* BEGIN Listed entries *
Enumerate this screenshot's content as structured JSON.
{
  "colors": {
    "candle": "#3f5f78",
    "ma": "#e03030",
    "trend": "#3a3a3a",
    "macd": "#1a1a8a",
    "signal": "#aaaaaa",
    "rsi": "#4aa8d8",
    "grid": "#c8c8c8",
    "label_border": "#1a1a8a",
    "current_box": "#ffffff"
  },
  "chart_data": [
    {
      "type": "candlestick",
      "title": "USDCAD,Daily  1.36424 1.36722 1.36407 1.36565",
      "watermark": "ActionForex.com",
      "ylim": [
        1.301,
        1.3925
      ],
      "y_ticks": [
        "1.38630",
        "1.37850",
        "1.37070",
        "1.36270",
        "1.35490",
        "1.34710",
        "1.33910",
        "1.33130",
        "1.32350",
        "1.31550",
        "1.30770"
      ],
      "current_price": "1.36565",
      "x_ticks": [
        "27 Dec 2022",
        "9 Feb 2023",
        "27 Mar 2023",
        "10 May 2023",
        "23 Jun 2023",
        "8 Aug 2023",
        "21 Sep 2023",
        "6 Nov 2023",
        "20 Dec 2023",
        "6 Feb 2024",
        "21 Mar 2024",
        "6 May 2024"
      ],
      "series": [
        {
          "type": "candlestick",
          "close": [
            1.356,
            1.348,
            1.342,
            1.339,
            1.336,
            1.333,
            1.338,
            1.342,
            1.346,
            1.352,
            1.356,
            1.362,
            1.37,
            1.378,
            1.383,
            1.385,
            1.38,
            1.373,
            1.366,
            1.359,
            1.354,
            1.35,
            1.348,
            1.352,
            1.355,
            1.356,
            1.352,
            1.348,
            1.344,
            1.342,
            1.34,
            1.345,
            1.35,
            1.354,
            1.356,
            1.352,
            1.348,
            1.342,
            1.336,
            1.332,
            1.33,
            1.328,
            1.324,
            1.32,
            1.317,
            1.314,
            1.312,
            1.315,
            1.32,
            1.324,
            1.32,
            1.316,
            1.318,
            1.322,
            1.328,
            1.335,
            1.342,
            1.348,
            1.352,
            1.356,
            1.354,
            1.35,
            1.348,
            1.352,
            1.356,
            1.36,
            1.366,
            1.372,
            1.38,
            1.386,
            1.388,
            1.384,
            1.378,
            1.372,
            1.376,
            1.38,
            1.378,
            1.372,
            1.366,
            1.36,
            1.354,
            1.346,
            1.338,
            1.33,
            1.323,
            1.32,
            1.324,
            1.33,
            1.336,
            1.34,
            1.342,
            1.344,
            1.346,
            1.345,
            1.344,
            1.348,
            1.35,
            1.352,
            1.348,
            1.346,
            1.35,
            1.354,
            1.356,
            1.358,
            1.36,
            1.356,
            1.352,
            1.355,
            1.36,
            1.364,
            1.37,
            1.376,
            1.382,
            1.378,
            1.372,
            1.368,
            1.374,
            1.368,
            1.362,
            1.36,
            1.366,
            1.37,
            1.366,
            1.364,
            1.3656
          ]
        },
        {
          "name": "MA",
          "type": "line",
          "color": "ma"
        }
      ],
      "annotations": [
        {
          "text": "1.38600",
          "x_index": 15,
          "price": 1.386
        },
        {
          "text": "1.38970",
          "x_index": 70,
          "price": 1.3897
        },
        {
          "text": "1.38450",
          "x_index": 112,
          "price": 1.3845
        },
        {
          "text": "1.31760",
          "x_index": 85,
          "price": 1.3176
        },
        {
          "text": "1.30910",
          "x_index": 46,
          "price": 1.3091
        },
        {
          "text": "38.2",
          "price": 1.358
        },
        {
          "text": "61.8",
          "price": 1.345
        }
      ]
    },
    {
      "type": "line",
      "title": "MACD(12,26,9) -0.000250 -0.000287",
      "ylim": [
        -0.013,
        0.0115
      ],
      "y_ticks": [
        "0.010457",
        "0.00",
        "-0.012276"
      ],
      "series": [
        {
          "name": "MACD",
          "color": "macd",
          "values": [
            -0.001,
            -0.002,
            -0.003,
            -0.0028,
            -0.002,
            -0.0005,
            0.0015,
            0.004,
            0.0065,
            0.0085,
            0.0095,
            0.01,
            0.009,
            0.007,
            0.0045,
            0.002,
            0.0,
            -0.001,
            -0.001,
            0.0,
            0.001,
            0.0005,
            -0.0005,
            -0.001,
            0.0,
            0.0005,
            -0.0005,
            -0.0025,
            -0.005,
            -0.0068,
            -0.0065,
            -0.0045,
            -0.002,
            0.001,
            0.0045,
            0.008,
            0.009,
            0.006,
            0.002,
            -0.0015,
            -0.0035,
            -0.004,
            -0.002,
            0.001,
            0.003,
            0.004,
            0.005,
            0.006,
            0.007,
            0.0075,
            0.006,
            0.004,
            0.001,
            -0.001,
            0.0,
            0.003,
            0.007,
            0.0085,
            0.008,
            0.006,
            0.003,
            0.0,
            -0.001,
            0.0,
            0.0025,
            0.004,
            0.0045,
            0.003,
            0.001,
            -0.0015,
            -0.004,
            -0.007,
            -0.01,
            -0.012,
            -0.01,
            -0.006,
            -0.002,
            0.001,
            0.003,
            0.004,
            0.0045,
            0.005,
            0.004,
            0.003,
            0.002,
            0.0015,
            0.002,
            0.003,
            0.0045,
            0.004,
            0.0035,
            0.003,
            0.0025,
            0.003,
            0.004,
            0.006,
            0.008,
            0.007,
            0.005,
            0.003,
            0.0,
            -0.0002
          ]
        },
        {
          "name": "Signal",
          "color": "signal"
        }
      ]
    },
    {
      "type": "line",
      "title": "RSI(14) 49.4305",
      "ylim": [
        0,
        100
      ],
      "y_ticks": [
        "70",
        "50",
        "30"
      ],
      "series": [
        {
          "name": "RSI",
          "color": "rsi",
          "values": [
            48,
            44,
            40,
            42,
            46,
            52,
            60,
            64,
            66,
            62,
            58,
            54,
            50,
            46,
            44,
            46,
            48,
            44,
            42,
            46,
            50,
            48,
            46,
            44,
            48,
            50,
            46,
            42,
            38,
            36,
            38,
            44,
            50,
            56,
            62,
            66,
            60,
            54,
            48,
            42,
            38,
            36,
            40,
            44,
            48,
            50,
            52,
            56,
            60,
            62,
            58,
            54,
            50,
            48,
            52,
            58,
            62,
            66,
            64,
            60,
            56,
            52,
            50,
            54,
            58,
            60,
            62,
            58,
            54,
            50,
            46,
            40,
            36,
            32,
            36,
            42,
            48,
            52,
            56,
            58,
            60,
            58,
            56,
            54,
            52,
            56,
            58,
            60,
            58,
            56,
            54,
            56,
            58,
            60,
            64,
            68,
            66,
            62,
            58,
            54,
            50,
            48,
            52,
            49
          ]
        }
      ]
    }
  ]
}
* END Listed entries *
### Exercise
Copy each line from the records above that includes the string "title".

### Written response
      "title": "USDCAD,Daily  1.36424 1.36722 1.36407 1.36565",
      "title": "MACD(12,26,9) -0.000250 -0.000287",
      "title": "RSI(14) 49.4305",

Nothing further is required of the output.